==== Page ====
The book I'm using just replace $p$ by it's estimate $\overline{X}$ without further explanation. Why can we do that? Thus:

$$P(-1.96\le \frac{\overline{X}-p}{\sqrt\frac{\overline{X}(1-\overline{X})}{n}} \le 1.96) = 0.95$$

So transforming a little we have that:

$$P(\overline{X} -1.96\sqrt\frac{\overline{X}(1-\overline{X})}{n} \le p \le \overline{X} + 1.96 \sqrt\frac{\overline{X}(1-\overline{X})}{n}) = 0.95$$

How can we still saying that this is true with 95% of confidence? what justifies replacing $p$ by $\overline{X}$? I mean the 95% confidence interval is true when we use the population standard deviation and not some estimate. Using an unbiased estimator for the standard deviation population will only tells us that we are going to have a 95% confidence interval in the long run. So, it's the estimator $\overline{X}(1-\overline{X})$ for $\sigma^2$ even unbiased?
====
Stated problem>
Reproduce the passage of the confidence-interval post from "How can we still" to "for $\sigma^2$ even unbiased?" word for word.
==== Raw records ====
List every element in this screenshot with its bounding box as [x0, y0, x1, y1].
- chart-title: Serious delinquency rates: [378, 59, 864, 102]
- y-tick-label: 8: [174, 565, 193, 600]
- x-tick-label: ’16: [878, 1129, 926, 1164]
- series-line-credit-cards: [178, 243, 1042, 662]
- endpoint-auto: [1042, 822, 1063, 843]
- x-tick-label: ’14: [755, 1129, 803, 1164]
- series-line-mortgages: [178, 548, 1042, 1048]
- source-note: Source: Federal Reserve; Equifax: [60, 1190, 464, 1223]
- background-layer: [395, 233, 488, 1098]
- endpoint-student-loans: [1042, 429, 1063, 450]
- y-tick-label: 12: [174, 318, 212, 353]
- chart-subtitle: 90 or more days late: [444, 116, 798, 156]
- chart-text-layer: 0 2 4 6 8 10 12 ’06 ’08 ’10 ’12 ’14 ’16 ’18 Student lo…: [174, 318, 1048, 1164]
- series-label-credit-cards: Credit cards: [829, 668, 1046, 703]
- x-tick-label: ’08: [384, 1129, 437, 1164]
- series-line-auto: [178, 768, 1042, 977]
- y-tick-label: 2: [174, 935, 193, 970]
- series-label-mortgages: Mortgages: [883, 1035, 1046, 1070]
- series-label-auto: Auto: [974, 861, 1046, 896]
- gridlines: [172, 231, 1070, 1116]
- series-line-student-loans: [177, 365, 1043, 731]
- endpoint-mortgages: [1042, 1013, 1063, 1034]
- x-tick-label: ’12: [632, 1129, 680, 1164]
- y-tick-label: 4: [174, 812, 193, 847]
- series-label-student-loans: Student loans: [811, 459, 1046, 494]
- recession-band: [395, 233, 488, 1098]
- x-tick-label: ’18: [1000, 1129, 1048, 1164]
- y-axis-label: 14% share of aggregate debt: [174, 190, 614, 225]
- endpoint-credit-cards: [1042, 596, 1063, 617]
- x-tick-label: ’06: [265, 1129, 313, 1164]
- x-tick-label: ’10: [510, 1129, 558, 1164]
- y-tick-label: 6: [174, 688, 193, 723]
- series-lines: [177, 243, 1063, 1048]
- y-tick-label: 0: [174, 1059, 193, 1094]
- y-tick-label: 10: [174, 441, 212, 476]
====
Written answer>
How can we still saying that this is true with 95% of confidence? what justifies replacing $p$ by $\overline{X}$? I mean the 95% confidence interval is true when we use the population standard deviation and not some estimate. Using an unbiased estimator for the standard deviation population will only tells us that we are going to have a 95% confidence interval in the long run. So, it's the estimator $\overline{X}(1-\overline{X})$ for $\sigma^2$ even unbiased?